# DATA EXCERPTS

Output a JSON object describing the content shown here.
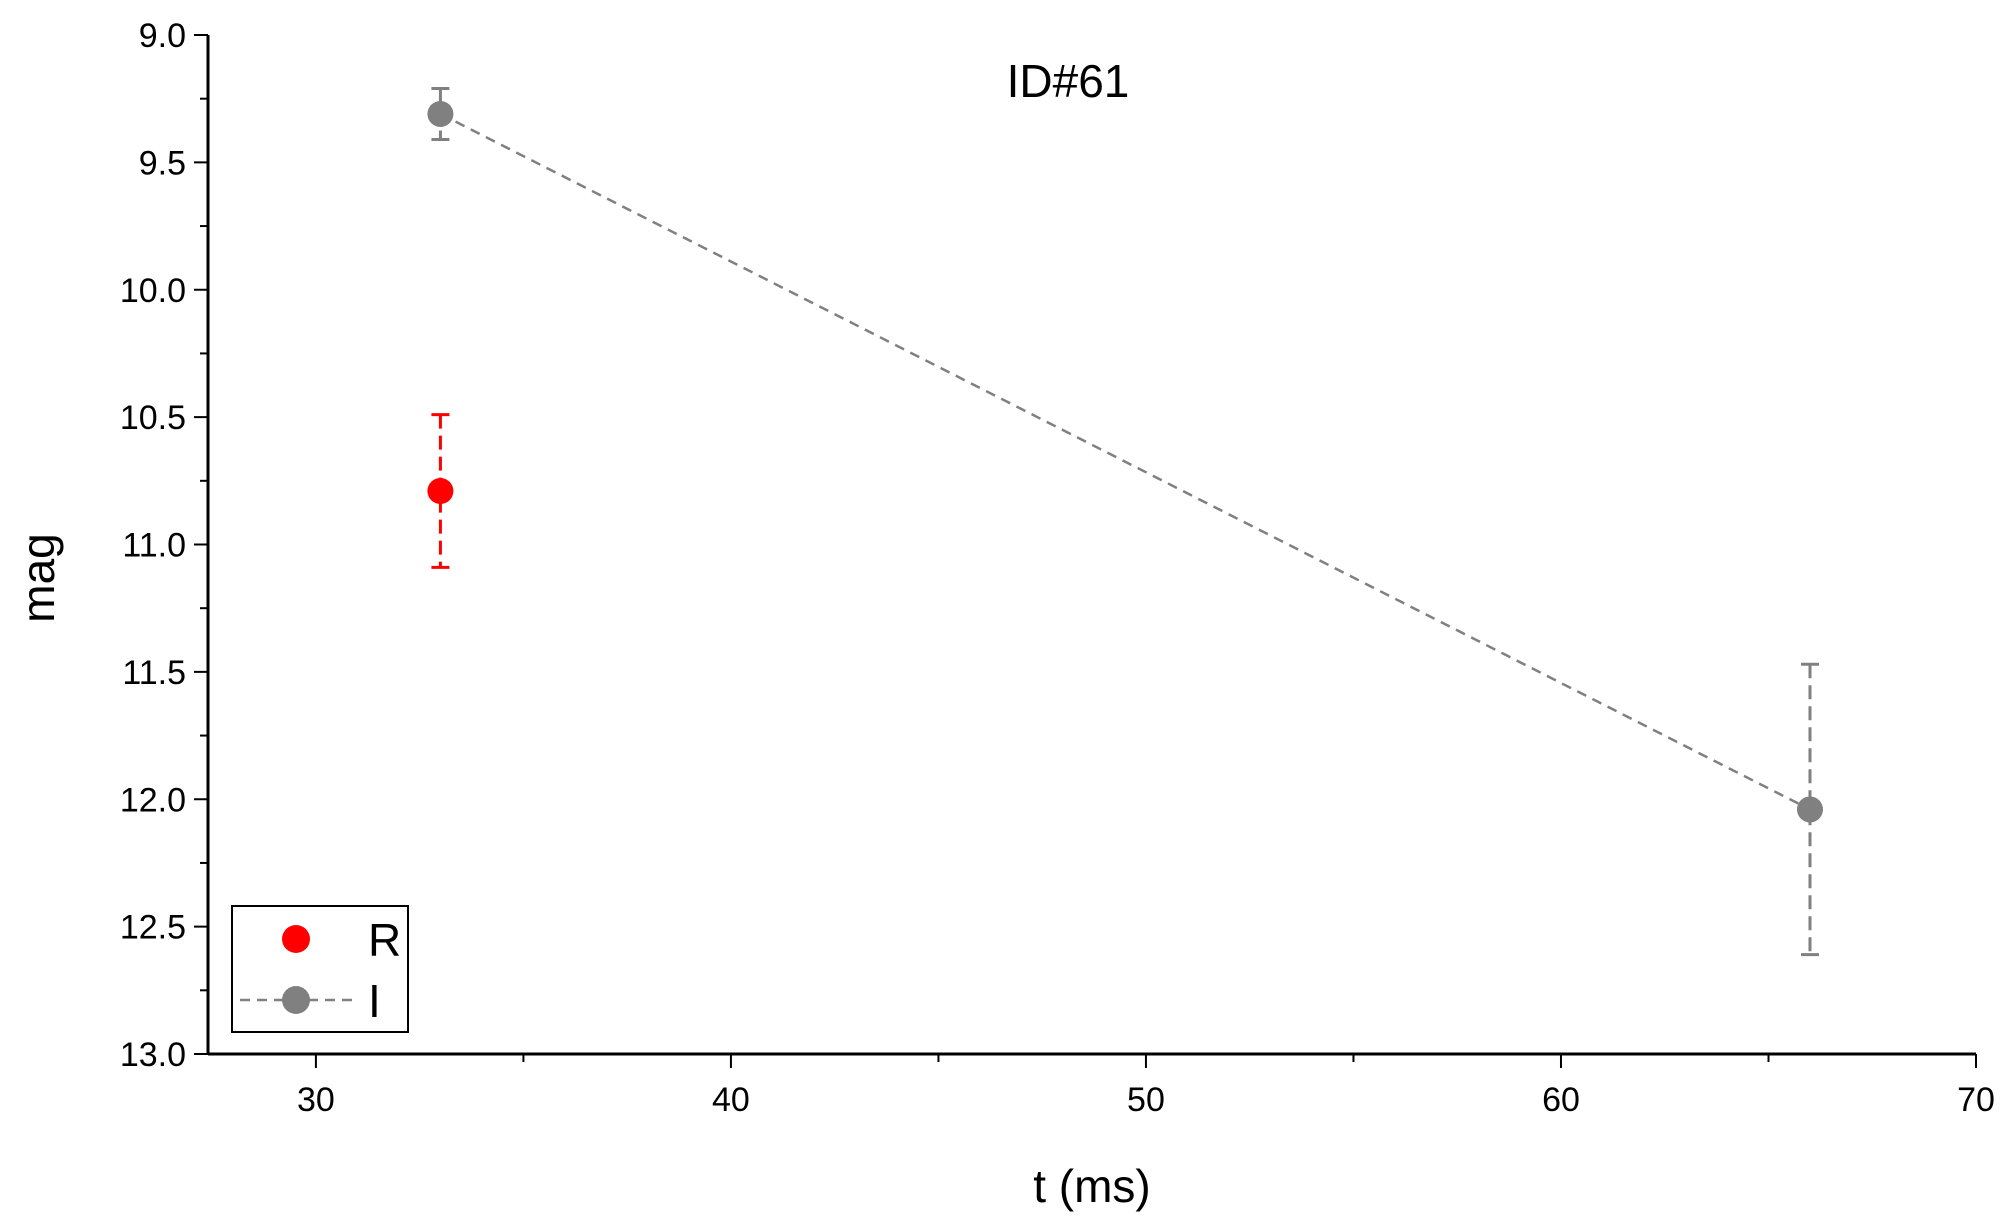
{
  "chart_data": {
    "type": "scatter",
    "title": "ID#61",
    "xlabel": "t (ms)",
    "ylabel": "mag",
    "xlim": [
      27.4,
      70
    ],
    "ylim": [
      9.0,
      13.0
    ],
    "y_inverted": true,
    "grid": false,
    "legend_position": "bottom-left",
    "x_ticks": [
      30,
      40,
      50,
      60,
      70
    ],
    "x_tick_labels": [
      "30",
      "40",
      "50",
      "60",
      "70"
    ],
    "y_ticks": [
      9.0,
      9.5,
      10.0,
      10.5,
      11.0,
      11.5,
      12.0,
      12.5,
      13.0
    ],
    "y_tick_labels": [
      "9.0",
      "9.5",
      "10.0",
      "10.5",
      "11.0",
      "11.5",
      "12.0",
      "12.5",
      "13.0"
    ],
    "series": [
      {
        "name": "R",
        "color": "#ff0000",
        "line": "none",
        "points": [
          {
            "x": 33,
            "y": 10.79,
            "err_low": 10.49,
            "err_high": 11.09
          }
        ]
      },
      {
        "name": "I",
        "color": "#808080",
        "line": "dashed",
        "points": [
          {
            "x": 33,
            "y": 9.31,
            "err_low": 9.21,
            "err_high": 9.41
          },
          {
            "x": 66,
            "y": 12.04,
            "err_low": 11.47,
            "err_high": 12.61
          }
        ]
      }
    ]
  }
}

# REQUIRED TASK
Quote the entries in full. Any image among them is to be omitted from the copy.

# ANSWER FOR THIS EXERCISE
Output a JSON object describing the content shown here.
{
  "chart_data": {
    "type": "scatter",
    "title": "ID#61",
    "xlabel": "t (ms)",
    "ylabel": "mag",
    "xlim": [
      27.4,
      70
    ],
    "ylim": [
      9.0,
      13.0
    ],
    "y_inverted": true,
    "grid": false,
    "legend_position": "bottom-left",
    "x_ticks": [
      30,
      40,
      50,
      60,
      70
    ],
    "x_tick_labels": [
      "30",
      "40",
      "50",
      "60",
      "70"
    ],
    "y_ticks": [
      9.0,
      9.5,
      10.0,
      10.5,
      11.0,
      11.5,
      12.0,
      12.5,
      13.0
    ],
    "y_tick_labels": [
      "9.0",
      "9.5",
      "10.0",
      "10.5",
      "11.0",
      "11.5",
      "12.0",
      "12.5",
      "13.0"
    ],
    "series": [
      {
        "name": "R",
        "color": "#ff0000",
        "line": "none",
        "points": [
          {
            "x": 33,
            "y": 10.79,
            "err_low": 10.49,
            "err_high": 11.09
          }
        ]
      },
      {
        "name": "I",
        "color": "#808080",
        "line": "dashed",
        "points": [
          {
            "x": 33,
            "y": 9.31,
            "err_low": 9.21,
            "err_high": 9.41
          },
          {
            "x": 66,
            "y": 12.04,
            "err_low": 11.47,
            "err_high": 12.61
          }
        ]
      }
    ]
  }
}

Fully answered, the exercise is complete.